> _EXERCISE AIM_
Return the listing word for word, as given.

> _RECORDED INFORMATION_
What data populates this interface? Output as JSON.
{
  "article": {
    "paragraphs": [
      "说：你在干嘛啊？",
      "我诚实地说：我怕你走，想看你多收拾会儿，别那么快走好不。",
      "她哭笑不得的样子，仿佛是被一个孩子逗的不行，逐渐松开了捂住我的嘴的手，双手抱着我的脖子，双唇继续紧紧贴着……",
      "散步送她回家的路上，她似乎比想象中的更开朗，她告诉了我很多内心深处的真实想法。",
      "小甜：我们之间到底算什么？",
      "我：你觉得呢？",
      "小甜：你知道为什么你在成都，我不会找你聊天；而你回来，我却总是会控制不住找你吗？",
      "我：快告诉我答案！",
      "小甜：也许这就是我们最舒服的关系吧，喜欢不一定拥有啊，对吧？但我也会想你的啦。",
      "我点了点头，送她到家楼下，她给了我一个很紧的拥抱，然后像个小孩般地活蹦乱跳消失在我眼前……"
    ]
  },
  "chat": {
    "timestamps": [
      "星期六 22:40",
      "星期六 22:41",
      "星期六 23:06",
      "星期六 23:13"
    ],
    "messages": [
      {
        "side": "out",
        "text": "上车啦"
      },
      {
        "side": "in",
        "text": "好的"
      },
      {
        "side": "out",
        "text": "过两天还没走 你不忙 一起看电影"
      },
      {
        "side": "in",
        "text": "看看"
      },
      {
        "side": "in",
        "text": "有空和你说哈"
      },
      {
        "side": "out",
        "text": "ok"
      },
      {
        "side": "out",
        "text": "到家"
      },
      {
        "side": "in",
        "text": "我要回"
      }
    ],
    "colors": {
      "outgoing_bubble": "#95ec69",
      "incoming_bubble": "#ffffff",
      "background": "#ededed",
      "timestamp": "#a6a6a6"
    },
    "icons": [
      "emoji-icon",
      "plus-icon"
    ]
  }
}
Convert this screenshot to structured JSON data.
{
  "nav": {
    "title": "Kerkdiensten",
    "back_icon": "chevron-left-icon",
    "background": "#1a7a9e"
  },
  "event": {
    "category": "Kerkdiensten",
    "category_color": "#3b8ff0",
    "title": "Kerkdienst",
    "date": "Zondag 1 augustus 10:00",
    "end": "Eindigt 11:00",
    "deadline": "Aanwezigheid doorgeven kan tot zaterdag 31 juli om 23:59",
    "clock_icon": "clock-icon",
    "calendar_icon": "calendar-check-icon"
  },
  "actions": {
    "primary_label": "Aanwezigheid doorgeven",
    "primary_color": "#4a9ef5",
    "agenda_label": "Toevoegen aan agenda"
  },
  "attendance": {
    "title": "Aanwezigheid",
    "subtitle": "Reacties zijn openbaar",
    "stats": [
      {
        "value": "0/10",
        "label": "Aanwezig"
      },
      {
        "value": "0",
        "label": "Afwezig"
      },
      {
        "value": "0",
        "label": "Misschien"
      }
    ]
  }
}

> _COMPLETE OUTPUT_
What data populates this interface? Output as JSON.
{
  "article": {
    "paragraphs": [
      "说：你在干嘛啊？",
      "我诚实地说：我怕你走，想看你多收拾会儿，别那么快走好不。",
      "她哭笑不得的样子，仿佛是被一个孩子逗的不行，逐渐松开了捂住我的嘴的手，双手抱着我的脖子，双唇继续紧紧贴着……",
      "散步送她回家的路上，她似乎比想象中的更开朗，她告诉了我很多内心深处的真实想法。",
      "小甜：我们之间到底算什么？",
      "我：你觉得呢？",
      "小甜：你知道为什么你在成都，我不会找你聊天；而你回来，我却总是会控制不住找你吗？",
      "我：快告诉我答案！",
      "小甜：也许这就是我们最舒服的关系吧，喜欢不一定拥有啊，对吧？但我也会想你的啦。",
      "我点了点头，送她到家楼下，她给了我一个很紧的拥抱，然后像个小孩般地活蹦乱跳消失在我眼前……"
    ]
  },
  "chat": {
    "timestamps": [
      "星期六 22:40",
      "星期六 22:41",
      "星期六 23:06",
      "星期六 23:13"
    ],
    "messages": [
      {
        "side": "out",
        "text": "上车啦"
      },
      {
        "side": "in",
        "text": "好的"
      },
      {
        "side": "out",
        "text": "过两天还没走 你不忙 一起看电影"
      },
      {
        "side": "in",
        "text": "看看"
      },
      {
        "side": "in",
        "text": "有空和你说哈"
      },
      {
        "side": "out",
        "text": "ok"
      },
      {
        "side": "out",
        "text": "到家"
      },
      {
        "side": "in",
        "text": "我要回"
      }
    ],
    "colors": {
      "outgoing_bubble": "#95ec69",
      "incoming_bubble": "#ffffff",
      "background": "#ededed",
      "timestamp": "#a6a6a6"
    },
    "icons": [
      "emoji-icon",
      "plus-icon"
    ]
  }
}
Convert this screenshot to structured JSON data.
{
  "nav": {
    "title": "Kerkdiensten",
    "back_icon": "chevron-left-icon",
    "background": "#1a7a9e"
  },
  "event": {
    "category": "Kerkdiensten",
    "category_color": "#3b8ff0",
    "title": "Kerkdienst",
    "date": "Zondag 1 augustus 10:00",
    "end": "Eindigt 11:00",
    "deadline": "Aanwezigheid doorgeven kan tot zaterdag 31 juli om 23:59",
    "clock_icon": "clock-icon",
    "calendar_icon": "calendar-check-icon"
  },
  "actions": {
    "primary_label": "Aanwezigheid doorgeven",
    "primary_color": "#4a9ef5",
    "agenda_label": "Toevoegen aan agenda"
  },
  "attendance": {
    "title": "Aanwezigheid",
    "subtitle": "Reacties zijn openbaar",
    "stats": [
      {
        "value": "0/10",
        "label": "Aanwezig"
      },
      {
        "value": "0",
        "label": "Afwezig"
      },
      {
        "value": "0",
        "label": "Misschien"
      }
    ]
  }
}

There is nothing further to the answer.